GIVEN RECORDS:
# # #

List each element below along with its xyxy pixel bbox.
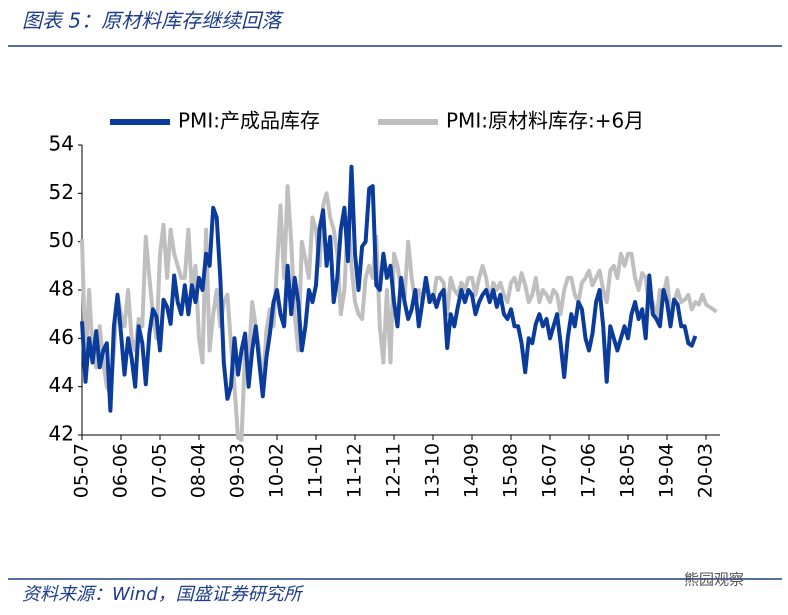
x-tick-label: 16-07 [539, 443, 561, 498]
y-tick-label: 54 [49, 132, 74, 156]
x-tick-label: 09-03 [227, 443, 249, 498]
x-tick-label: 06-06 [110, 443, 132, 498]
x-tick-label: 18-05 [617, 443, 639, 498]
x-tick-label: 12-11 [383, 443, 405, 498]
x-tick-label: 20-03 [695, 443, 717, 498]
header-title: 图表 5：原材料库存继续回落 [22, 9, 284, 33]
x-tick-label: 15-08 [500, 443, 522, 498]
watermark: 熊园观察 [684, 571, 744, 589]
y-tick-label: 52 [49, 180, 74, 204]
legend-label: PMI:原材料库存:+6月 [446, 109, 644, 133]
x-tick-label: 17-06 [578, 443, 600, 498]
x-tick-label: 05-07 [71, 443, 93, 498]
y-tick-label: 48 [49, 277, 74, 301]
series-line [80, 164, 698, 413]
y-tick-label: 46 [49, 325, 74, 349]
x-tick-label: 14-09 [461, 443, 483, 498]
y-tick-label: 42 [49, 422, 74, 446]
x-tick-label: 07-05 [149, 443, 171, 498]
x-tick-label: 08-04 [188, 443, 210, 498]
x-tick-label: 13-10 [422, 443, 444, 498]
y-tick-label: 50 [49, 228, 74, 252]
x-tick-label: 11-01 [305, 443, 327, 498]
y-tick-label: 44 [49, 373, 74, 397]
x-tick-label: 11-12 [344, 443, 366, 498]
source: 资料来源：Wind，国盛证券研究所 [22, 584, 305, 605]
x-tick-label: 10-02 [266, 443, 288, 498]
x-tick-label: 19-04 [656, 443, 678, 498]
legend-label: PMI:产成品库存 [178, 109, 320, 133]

# # #

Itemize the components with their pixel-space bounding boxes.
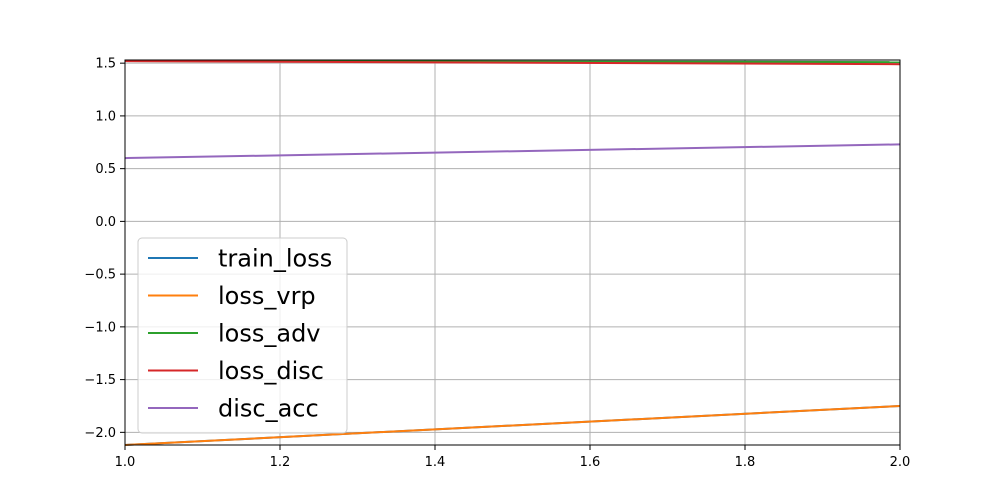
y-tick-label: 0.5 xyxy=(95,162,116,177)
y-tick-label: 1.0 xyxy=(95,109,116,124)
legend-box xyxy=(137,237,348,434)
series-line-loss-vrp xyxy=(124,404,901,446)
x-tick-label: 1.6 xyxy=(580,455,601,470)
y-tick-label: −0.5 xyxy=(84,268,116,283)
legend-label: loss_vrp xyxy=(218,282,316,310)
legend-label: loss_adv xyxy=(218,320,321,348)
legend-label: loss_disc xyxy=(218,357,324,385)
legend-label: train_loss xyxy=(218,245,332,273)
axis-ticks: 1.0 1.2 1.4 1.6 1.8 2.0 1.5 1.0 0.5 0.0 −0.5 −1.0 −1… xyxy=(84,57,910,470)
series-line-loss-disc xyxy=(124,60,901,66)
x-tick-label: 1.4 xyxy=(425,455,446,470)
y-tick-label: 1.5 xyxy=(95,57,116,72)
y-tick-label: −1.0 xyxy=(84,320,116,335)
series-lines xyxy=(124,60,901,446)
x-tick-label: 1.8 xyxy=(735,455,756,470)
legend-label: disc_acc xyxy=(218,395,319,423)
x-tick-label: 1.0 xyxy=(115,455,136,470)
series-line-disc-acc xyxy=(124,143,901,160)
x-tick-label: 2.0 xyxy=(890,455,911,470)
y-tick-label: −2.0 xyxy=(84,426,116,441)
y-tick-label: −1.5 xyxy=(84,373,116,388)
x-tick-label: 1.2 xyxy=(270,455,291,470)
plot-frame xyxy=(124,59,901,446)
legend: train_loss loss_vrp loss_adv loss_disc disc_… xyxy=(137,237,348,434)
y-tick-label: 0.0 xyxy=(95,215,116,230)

# # #

WRITTEN REQUEST:
Pull out each line in the records that contains the string "legend".

OUTPUT BELOW:
legend-label: PMI:原材料库存:+6月 [446, 109, 644, 133]
legend-label: PMI:产成品库存 [178, 109, 320, 133]
legend-box xyxy=(137,237,348,434)
legend-label: loss_vrp xyxy=(218,282,316,310)
legend-label: loss_adv xyxy=(218,320,321,348)
legend-label: loss_disc xyxy=(218,357,324,385)
legend-label: train_loss xyxy=(218,245,332,273)
legend-label: disc_acc xyxy=(218,395,319,423)
legend: train_loss loss_vrp loss_adv loss_disc disc_… xyxy=(137,237,348,434)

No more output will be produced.